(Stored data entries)
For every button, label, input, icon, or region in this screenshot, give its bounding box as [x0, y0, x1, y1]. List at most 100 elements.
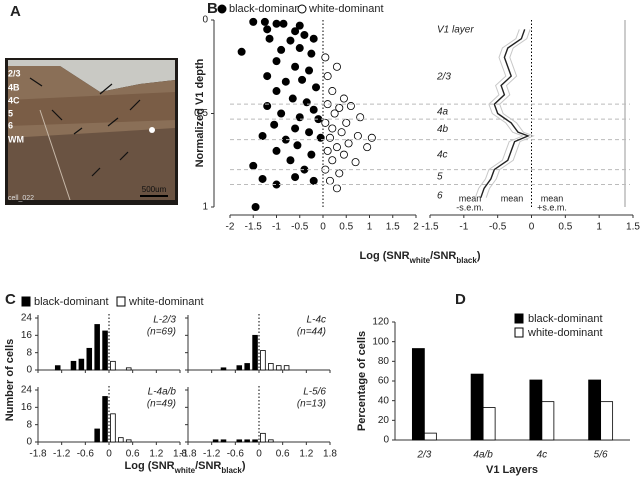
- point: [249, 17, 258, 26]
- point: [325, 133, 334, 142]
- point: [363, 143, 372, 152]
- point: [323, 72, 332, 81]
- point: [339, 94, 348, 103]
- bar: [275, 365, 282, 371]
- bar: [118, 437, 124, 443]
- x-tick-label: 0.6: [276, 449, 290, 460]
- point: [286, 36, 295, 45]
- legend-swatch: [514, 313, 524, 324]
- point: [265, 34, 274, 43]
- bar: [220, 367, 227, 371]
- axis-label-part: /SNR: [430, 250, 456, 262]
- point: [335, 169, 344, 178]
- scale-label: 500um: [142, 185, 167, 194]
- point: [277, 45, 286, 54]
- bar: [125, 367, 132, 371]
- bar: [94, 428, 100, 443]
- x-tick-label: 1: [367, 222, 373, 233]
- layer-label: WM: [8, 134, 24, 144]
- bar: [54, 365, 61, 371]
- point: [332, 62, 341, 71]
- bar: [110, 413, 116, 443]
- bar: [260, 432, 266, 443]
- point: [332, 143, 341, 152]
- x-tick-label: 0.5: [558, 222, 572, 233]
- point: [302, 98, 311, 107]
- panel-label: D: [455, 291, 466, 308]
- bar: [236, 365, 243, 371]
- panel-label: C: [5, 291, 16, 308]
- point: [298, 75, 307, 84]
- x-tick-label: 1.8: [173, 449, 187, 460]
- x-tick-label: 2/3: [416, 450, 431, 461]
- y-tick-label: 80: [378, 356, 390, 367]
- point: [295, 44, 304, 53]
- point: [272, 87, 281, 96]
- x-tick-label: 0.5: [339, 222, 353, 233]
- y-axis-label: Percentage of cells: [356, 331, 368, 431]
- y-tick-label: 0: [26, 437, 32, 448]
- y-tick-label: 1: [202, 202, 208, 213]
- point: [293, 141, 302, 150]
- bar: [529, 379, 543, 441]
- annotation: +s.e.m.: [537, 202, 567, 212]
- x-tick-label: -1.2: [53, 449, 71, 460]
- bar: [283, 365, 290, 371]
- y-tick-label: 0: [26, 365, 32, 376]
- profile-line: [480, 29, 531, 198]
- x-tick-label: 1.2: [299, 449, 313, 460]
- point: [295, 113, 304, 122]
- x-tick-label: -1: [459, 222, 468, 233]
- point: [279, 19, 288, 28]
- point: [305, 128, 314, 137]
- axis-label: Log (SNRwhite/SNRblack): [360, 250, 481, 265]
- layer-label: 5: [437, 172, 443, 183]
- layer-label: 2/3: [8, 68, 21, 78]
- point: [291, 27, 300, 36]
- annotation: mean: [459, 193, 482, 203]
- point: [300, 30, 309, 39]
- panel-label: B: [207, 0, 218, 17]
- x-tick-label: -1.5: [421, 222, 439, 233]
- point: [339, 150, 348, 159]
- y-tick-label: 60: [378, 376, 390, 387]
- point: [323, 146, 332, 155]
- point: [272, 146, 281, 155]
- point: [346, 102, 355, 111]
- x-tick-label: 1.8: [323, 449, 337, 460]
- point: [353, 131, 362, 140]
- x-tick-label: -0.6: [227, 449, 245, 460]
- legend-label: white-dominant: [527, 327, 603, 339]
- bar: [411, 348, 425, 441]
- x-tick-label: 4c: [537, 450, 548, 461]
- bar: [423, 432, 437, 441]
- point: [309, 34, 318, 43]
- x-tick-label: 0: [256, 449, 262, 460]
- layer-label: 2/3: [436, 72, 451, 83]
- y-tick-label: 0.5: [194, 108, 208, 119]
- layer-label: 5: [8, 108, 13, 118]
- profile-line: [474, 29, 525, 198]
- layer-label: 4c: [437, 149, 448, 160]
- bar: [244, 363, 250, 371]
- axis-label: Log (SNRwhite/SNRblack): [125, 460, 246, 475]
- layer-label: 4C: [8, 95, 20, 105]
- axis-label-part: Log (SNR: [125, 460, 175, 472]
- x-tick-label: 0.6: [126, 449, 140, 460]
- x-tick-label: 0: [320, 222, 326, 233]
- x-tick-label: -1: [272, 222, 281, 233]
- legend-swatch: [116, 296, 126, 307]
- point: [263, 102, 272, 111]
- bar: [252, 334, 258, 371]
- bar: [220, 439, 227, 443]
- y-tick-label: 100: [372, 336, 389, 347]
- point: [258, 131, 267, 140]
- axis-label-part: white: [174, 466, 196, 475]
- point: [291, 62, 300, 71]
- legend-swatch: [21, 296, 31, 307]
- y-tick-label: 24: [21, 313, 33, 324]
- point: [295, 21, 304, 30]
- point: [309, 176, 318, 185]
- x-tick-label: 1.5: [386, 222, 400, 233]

**Problem to solve:** Wherever the word "panel" appears in the entries above, copy that whole line.

**Solution to this exercise:**
- panel-label: D: [455, 291, 466, 308]
- panel-label: C: [5, 291, 16, 308]
- panel-label: B: [207, 0, 218, 17]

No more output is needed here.